INFORMATION GIVEN |
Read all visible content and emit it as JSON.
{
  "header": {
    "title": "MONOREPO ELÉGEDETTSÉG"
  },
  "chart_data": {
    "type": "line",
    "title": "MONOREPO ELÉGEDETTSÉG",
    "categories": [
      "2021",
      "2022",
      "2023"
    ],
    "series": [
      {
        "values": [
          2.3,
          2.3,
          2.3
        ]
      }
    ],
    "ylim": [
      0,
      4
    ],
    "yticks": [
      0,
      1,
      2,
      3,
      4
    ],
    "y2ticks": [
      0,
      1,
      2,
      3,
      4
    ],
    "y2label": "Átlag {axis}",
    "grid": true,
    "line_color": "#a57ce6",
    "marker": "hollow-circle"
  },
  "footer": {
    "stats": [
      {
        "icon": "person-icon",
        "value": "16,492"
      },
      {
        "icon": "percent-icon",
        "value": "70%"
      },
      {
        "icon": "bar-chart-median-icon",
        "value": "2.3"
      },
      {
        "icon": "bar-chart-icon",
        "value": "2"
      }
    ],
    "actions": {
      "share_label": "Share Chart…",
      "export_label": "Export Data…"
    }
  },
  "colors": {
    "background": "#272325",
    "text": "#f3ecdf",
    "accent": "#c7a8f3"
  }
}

DIRECTION |
Reproduce every record above exactly as it appears.

OUTPUT FOR THIS EXERCISE |
Read all visible content and emit it as JSON.
{
  "header": {
    "title": "MONOREPO ELÉGEDETTSÉG"
  },
  "chart_data": {
    "type": "line",
    "title": "MONOREPO ELÉGEDETTSÉG",
    "categories": [
      "2021",
      "2022",
      "2023"
    ],
    "series": [
      {
        "values": [
          2.3,
          2.3,
          2.3
        ]
      }
    ],
    "ylim": [
      0,
      4
    ],
    "yticks": [
      0,
      1,
      2,
      3,
      4
    ],
    "y2ticks": [
      0,
      1,
      2,
      3,
      4
    ],
    "y2label": "Átlag {axis}",
    "grid": true,
    "line_color": "#a57ce6",
    "marker": "hollow-circle"
  },
  "footer": {
    "stats": [
      {
        "icon": "person-icon",
        "value": "16,492"
      },
      {
        "icon": "percent-icon",
        "value": "70%"
      },
      {
        "icon": "bar-chart-median-icon",
        "value": "2.3"
      },
      {
        "icon": "bar-chart-icon",
        "value": "2"
      }
    ],
    "actions": {
      "share_label": "Share Chart…",
      "export_label": "Export Data…"
    }
  },
  "colors": {
    "background": "#272325",
    "text": "#f3ecdf",
    "accent": "#c7a8f3"
  }
}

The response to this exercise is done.